**DIRECTIVE:**
Look through the lines of the material and count those containing "Help". Give that count alone.

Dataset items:
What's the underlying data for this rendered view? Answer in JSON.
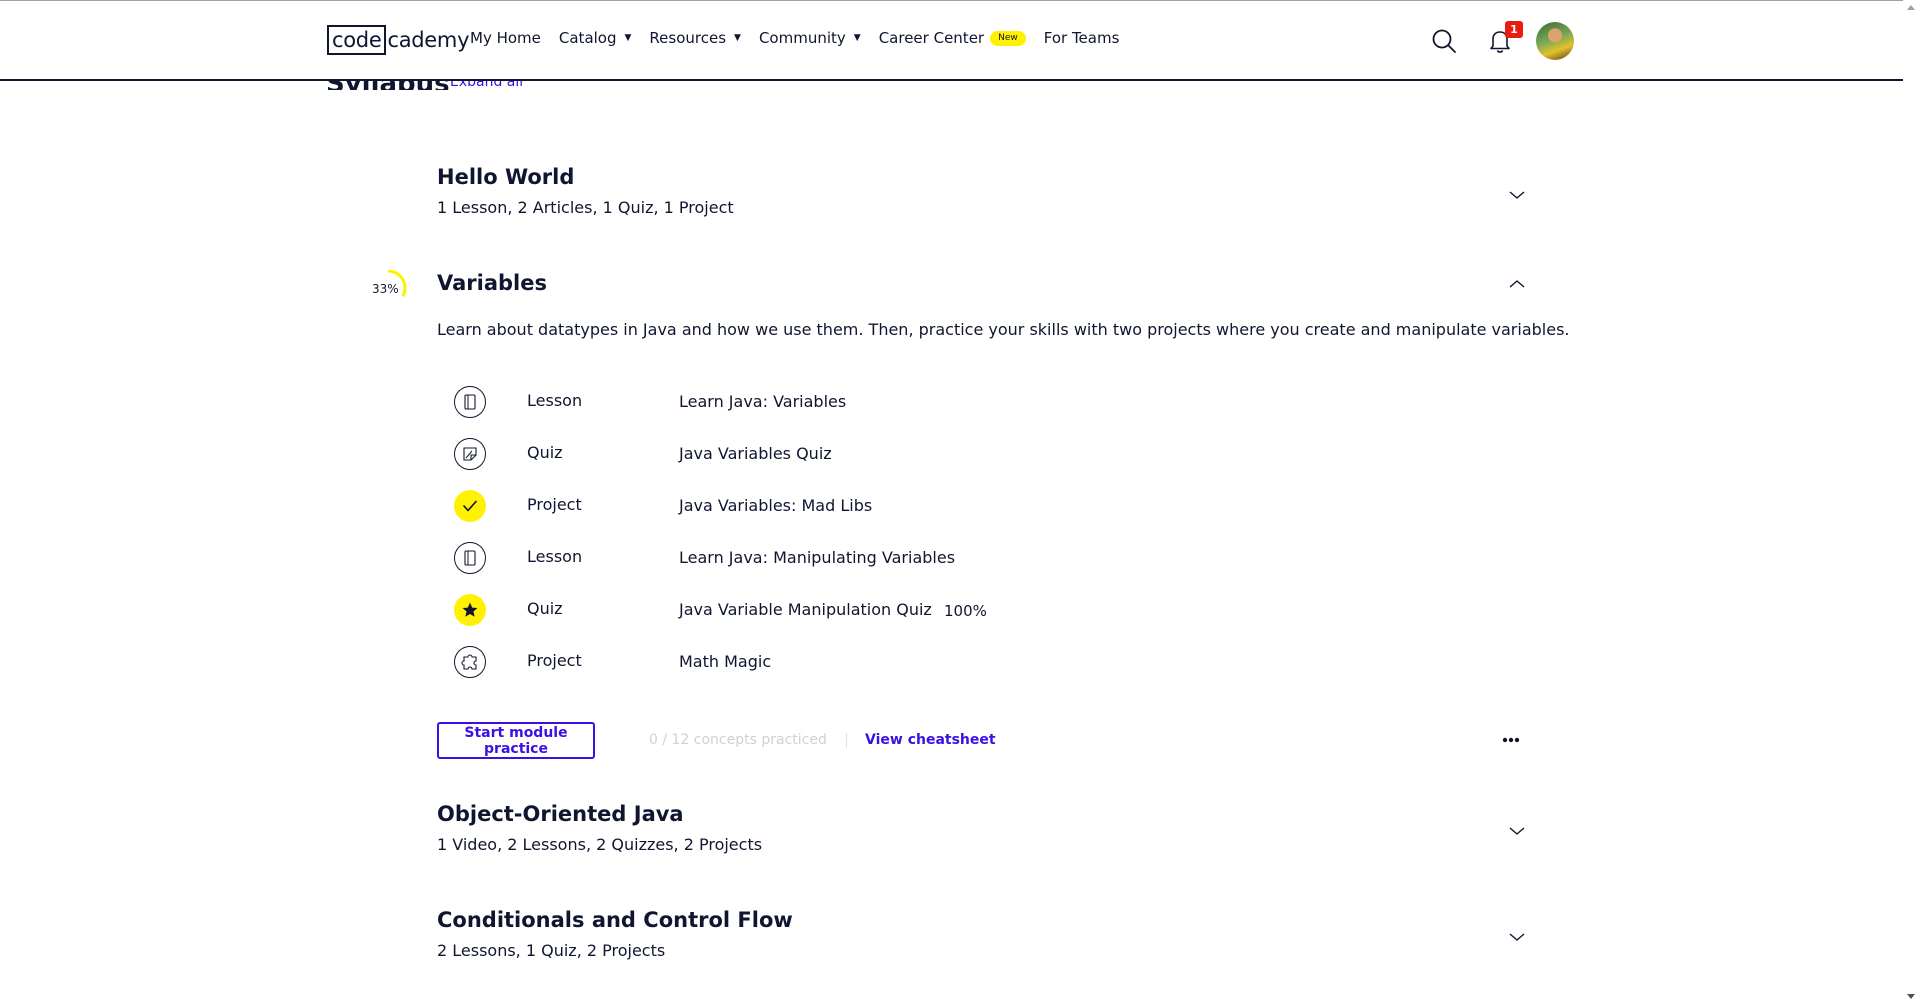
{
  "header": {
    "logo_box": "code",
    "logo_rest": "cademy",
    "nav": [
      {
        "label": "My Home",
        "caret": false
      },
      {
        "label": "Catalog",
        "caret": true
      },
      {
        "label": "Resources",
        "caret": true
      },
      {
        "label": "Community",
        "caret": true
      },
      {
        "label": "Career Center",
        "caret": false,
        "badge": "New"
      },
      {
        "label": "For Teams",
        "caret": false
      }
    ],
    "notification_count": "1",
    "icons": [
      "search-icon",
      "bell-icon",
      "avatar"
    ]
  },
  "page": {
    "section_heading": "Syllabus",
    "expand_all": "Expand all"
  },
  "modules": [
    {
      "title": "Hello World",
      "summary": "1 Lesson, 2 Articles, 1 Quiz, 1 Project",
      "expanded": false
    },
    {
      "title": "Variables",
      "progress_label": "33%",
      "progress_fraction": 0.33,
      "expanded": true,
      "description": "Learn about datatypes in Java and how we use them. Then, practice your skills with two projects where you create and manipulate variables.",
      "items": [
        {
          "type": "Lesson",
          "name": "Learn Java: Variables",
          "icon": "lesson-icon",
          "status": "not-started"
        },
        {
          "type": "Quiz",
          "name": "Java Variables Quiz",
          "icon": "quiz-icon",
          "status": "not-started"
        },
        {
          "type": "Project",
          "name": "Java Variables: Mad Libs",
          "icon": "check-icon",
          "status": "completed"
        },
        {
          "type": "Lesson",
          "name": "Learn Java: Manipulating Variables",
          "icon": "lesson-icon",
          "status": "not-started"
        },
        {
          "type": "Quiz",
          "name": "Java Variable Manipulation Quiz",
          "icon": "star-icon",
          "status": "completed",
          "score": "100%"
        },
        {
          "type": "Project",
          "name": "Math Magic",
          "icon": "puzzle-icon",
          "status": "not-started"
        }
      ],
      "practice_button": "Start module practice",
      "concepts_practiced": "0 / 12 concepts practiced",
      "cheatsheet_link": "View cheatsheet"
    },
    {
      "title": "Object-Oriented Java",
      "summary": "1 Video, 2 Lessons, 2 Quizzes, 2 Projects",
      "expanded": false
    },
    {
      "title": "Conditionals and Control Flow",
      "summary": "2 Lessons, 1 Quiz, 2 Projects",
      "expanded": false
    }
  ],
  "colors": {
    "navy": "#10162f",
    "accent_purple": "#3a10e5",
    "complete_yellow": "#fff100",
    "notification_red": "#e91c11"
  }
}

---

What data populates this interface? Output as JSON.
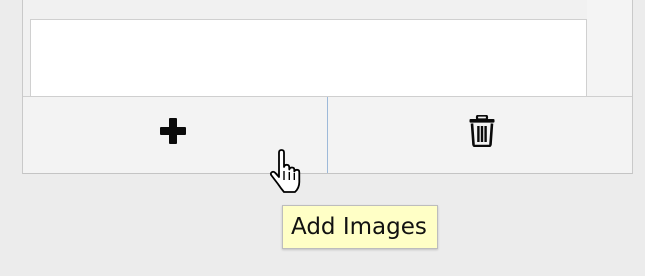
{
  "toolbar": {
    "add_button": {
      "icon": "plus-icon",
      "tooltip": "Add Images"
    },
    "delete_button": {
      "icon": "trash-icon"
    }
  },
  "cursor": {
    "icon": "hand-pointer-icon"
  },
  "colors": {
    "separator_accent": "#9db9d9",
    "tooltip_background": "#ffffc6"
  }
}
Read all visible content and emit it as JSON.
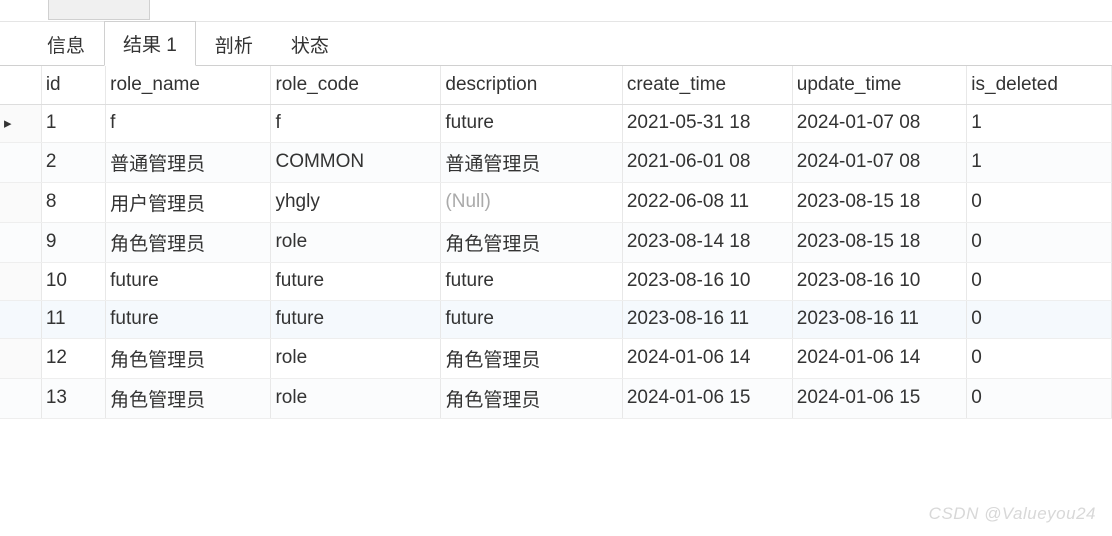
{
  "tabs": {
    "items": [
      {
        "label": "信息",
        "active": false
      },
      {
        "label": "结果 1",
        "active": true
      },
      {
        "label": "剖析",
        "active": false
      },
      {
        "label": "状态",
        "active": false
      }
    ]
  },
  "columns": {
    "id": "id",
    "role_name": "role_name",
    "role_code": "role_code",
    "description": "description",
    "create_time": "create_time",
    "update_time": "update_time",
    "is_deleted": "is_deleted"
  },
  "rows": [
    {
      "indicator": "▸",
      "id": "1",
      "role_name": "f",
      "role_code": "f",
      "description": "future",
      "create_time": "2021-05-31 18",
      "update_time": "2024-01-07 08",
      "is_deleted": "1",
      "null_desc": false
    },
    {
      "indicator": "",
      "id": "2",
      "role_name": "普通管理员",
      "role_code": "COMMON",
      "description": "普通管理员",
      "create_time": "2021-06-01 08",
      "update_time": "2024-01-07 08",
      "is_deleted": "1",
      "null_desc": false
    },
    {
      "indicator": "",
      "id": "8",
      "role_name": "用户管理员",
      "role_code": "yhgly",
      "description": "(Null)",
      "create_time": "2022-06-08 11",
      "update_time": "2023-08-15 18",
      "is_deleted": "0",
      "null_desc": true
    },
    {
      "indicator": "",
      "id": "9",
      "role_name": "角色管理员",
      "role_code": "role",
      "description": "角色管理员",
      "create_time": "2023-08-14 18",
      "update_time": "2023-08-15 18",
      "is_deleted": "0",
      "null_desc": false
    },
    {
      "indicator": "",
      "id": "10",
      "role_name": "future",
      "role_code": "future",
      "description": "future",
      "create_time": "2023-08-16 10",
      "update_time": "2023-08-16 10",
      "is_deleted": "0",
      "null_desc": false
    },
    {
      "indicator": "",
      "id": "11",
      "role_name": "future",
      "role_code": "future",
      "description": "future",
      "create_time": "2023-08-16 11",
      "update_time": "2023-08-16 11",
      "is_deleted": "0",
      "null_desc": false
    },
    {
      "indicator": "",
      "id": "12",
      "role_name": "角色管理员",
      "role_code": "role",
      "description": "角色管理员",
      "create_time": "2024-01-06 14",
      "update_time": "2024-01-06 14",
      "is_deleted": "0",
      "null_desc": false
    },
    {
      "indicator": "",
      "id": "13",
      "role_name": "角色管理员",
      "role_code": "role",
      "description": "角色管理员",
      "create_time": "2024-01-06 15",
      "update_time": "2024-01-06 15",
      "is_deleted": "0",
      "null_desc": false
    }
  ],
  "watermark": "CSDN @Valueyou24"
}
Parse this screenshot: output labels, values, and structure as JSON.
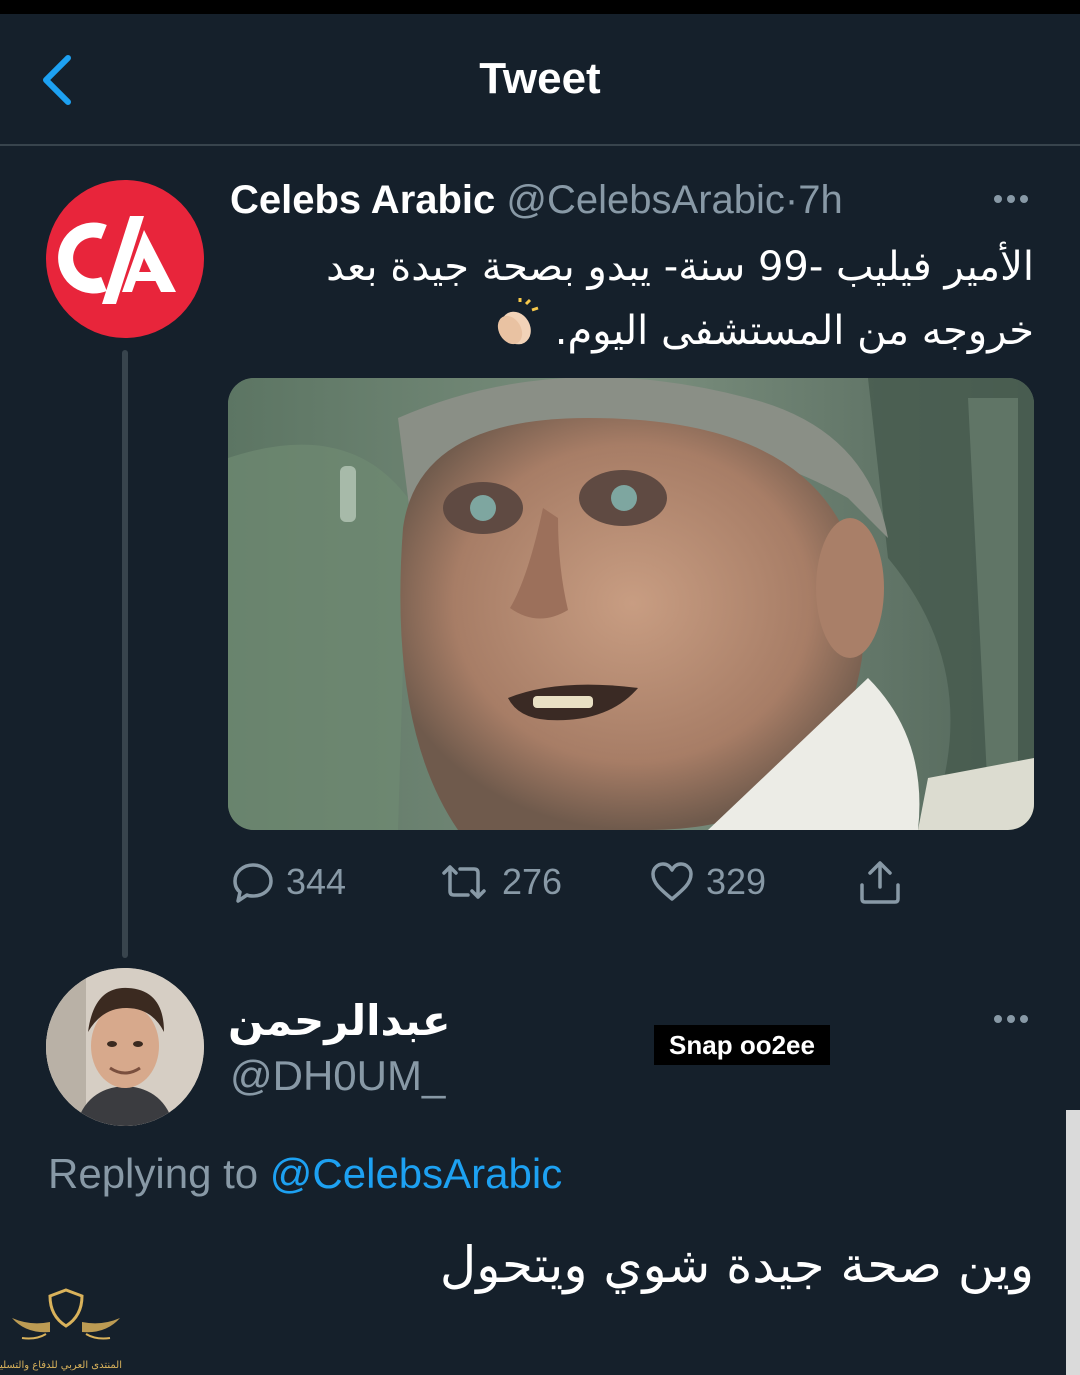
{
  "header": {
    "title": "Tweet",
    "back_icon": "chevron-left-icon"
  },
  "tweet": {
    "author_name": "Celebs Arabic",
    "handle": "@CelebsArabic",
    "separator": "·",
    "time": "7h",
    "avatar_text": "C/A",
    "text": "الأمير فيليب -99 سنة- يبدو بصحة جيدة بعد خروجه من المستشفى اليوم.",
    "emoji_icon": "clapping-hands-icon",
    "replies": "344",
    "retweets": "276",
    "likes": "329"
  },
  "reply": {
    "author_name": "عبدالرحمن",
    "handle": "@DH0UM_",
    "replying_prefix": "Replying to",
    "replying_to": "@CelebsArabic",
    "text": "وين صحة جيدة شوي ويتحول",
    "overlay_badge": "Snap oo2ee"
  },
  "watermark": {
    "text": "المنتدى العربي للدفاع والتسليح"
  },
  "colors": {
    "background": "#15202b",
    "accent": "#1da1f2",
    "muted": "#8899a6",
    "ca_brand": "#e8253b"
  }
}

--

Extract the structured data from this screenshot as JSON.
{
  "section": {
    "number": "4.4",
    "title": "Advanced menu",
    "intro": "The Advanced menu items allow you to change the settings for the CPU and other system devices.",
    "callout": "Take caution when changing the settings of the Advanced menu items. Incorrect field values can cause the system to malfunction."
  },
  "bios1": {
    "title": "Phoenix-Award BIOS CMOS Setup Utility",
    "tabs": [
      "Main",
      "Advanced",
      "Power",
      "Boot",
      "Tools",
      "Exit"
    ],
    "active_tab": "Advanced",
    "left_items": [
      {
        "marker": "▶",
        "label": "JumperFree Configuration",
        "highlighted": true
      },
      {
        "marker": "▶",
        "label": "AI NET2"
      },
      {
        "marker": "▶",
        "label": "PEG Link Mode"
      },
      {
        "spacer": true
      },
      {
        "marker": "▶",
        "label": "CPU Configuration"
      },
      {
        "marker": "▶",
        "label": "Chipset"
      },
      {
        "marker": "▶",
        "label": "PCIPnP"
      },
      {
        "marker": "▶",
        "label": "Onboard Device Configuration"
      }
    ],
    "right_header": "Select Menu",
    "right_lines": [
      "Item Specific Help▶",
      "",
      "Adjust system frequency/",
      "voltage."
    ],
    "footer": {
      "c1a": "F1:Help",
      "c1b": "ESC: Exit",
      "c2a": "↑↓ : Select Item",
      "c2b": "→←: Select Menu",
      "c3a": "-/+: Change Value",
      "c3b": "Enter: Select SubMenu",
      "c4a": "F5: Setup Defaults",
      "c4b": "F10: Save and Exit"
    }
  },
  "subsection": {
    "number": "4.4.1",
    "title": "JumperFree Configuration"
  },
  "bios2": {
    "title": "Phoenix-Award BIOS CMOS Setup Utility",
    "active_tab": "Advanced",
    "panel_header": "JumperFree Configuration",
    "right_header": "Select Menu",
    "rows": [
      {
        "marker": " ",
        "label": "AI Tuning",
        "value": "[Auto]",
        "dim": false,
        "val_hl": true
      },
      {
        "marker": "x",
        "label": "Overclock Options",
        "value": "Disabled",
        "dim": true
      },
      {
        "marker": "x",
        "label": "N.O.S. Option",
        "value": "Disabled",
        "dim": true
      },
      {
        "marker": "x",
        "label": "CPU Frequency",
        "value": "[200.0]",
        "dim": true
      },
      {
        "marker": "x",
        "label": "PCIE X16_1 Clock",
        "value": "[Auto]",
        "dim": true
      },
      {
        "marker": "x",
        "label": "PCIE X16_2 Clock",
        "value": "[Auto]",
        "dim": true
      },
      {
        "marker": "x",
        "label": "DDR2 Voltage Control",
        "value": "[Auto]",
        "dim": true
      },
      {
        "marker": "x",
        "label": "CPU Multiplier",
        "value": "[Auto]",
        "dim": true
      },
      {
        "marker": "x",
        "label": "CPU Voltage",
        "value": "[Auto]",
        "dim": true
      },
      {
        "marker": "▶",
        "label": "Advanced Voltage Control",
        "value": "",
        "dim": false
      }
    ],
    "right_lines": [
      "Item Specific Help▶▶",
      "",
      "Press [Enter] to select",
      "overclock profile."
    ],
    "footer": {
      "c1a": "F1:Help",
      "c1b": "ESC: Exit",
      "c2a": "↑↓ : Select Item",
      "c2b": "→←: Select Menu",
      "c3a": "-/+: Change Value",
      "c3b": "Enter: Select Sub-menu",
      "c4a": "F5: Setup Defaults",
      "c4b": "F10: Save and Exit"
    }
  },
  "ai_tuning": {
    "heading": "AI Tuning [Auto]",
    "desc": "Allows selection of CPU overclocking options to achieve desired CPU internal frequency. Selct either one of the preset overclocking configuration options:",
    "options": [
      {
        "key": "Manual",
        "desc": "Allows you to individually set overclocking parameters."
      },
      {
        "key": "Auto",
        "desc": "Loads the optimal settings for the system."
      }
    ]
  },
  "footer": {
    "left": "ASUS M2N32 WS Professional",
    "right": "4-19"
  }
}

**EXERCISE ANSWER:**
4